## PROBLEM:
Transcribe the records exactly. Pictures do not belong in the transcription.

══ MATERIAL FOR THIS TASK ══

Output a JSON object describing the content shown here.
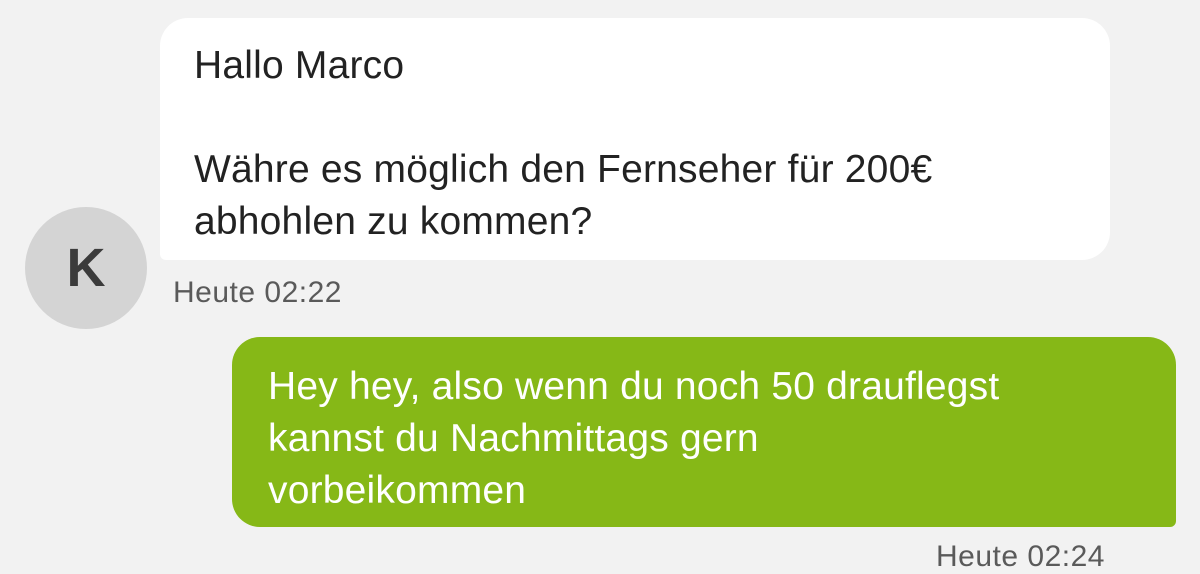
{
  "conversation": {
    "incoming": {
      "avatar_initial": "K",
      "lines": [
        "Hallo Marco",
        "",
        "Währe es möglich den Fernseher für 200€",
        "abhohlen zu kommen?"
      ],
      "timestamp": "Heute 02:22"
    },
    "outgoing": {
      "lines": [
        "Hey hey, also wenn du noch 50 drauflegst",
        "kannst du Nachmittags gern",
        "vorbeikommen"
      ],
      "timestamp": "Heute 02:24"
    }
  },
  "colors": {
    "background": "#f2f2f2",
    "incoming_bubble": "#ffffff",
    "outgoing_bubble": "#86b817",
    "avatar": "#d4d4d4"
  }
}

═══

## PROBLEM SOLUTION:
Output a JSON object describing the content shown here.
{
  "conversation": {
    "incoming": {
      "avatar_initial": "K",
      "lines": [
        "Hallo Marco",
        "",
        "Währe es möglich den Fernseher für 200€",
        "abhohlen zu kommen?"
      ],
      "timestamp": "Heute 02:22"
    },
    "outgoing": {
      "lines": [
        "Hey hey, also wenn du noch 50 drauflegst",
        "kannst du Nachmittags gern",
        "vorbeikommen"
      ],
      "timestamp": "Heute 02:24"
    }
  },
  "colors": {
    "background": "#f2f2f2",
    "incoming_bubble": "#ffffff",
    "outgoing_bubble": "#86b817",
    "avatar": "#d4d4d4"
  }
}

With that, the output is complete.